BEGIN Entries
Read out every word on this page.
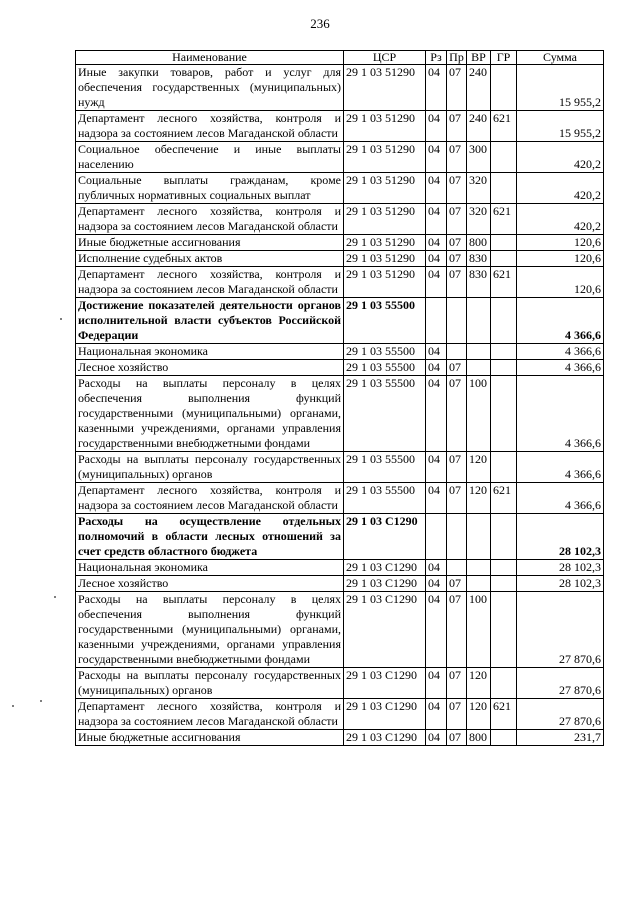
236
Наименование	ЦСР	Рз	Пр	ВР	ГР	Сумма
Иные закупки товаров, работ и услуг для обеспечения государственных (муниципальных) нужд	29 1 03 51290	04	07	240		15 955,2
Департамент лесного хозяйства, контроля и надзора за состоянием лесов Магаданской области	29 1 03 51290	04	07	240	621	15 955,2
Социальное обеспечение и иные выплаты населению	29 1 03 51290	04	07	300		420,2
Социальные выплаты гражданам, кроме публичных нормативных социальных выплат	29 1 03 51290	04	07	320		420,2
Департамент лесного хозяйства, контроля и надзора за состоянием лесов Магаданской области	29 1 03 51290	04	07	320	621	420,2
Иные бюджетные ассигнования	29 1 03 51290	04	07	800		120,6
Исполнение судебных актов	29 1 03 51290	04	07	830		120,6
Департамент лесного хозяйства, контроля и надзора за состоянием лесов Магаданской области	29 1 03 51290	04	07	830	621	120,6
Достижение показателей деятельности органов исполнительной власти субъектов Российской Федерации	29 1 03 55500					4 366,6
Национальная экономика	29 1 03 55500	04				4 366,6
Лесное хозяйство	29 1 03 55500	04	07			4 366,6
Расходы на выплаты персоналу в целях обеспечения выполнения функций государственными (муниципальными) органами, казенными учреждениями, органами управления государственными внебюджетными фондами	29 1 03 55500	04	07	100		4 366,6
Расходы на выплаты персоналу государственных (муниципальных) органов	29 1 03 55500	04	07	120		4 366,6
Департамент лесного хозяйства, контроля и надзора за состоянием лесов Магаданской области	29 1 03 55500	04	07	120	621	4 366,6
Расходы на осуществление отдельных полномочий в области лесных отношений за счет средств областного бюджета	29 1 03 С1290					28 102,3
Национальная экономика	29 1 03 С1290	04				28 102,3
Лесное хозяйство	29 1 03 С1290	04	07			28 102,3
Расходы на выплаты персоналу в целях обеспечения выполнения функций государственными (муниципальными) органами, казенными учреждениями, органами управления государственными внебюджетными фондами	29 1 03 С1290	04	07	100		27 870,6
Расходы на выплаты персоналу государственных (муниципальных) органов	29 1 03 С1290	04	07	120		27 870,6
Департамент лесного хозяйства, контроля и надзора за состоянием лесов Магаданской области	29 1 03 С1290	04	07	120	621	27 870,6
Иные бюджетные ассигнования	29 1 03 С1290	04	07	800		231,7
END Entries
**What this task involves**
Copy the entries above faithfully and omit every image.

**Final answer**
Read out every word on this page.
236
Наименование	ЦСР	Рз	Пр	ВР	ГР	Сумма
Иные закупки товаров, работ и услуг для обеспечения государственных (муниципальных) нужд	29 1 03 51290	04	07	240		15 955,2
Департамент лесного хозяйства, контроля и надзора за состоянием лесов Магаданской области	29 1 03 51290	04	07	240	621	15 955,2
Социальное обеспечение и иные выплаты населению	29 1 03 51290	04	07	300		420,2
Социальные выплаты гражданам, кроме публичных нормативных социальных выплат	29 1 03 51290	04	07	320		420,2
Департамент лесного хозяйства, контроля и надзора за состоянием лесов Магаданской области	29 1 03 51290	04	07	320	621	420,2
Иные бюджетные ассигнования	29 1 03 51290	04	07	800		120,6
Исполнение судебных актов	29 1 03 51290	04	07	830		120,6
Департамент лесного хозяйства, контроля и надзора за состоянием лесов Магаданской области	29 1 03 51290	04	07	830	621	120,6
Достижение показателей деятельности органов исполнительной власти субъектов Российской Федерации	29 1 03 55500					4 366,6
Национальная экономика	29 1 03 55500	04				4 366,6
Лесное хозяйство	29 1 03 55500	04	07			4 366,6
Расходы на выплаты персоналу в целях обеспечения выполнения функций государственными (муниципальными) органами, казенными учреждениями, органами управления государственными внебюджетными фондами	29 1 03 55500	04	07	100		4 366,6
Расходы на выплаты персоналу государственных (муниципальных) органов	29 1 03 55500	04	07	120		4 366,6
Департамент лесного хозяйства, контроля и надзора за состоянием лесов Магаданской области	29 1 03 55500	04	07	120	621	4 366,6
Расходы на осуществление отдельных полномочий в области лесных отношений за счет средств областного бюджета	29 1 03 С1290					28 102,3
Национальная экономика	29 1 03 С1290	04				28 102,3
Лесное хозяйство	29 1 03 С1290	04	07			28 102,3
Расходы на выплаты персоналу в целях обеспечения выполнения функций государственными (муниципальными) органами, казенными учреждениями, органами управления государственными внебюджетными фондами	29 1 03 С1290	04	07	100		27 870,6
Расходы на выплаты персоналу государственных (муниципальных) органов	29 1 03 С1290	04	07	120		27 870,6
Департамент лесного хозяйства, контроля и надзора за состоянием лесов Магаданской области	29 1 03 С1290	04	07	120	621	27 870,6
Иные бюджетные ассигнования	29 1 03 С1290	04	07	800		231,7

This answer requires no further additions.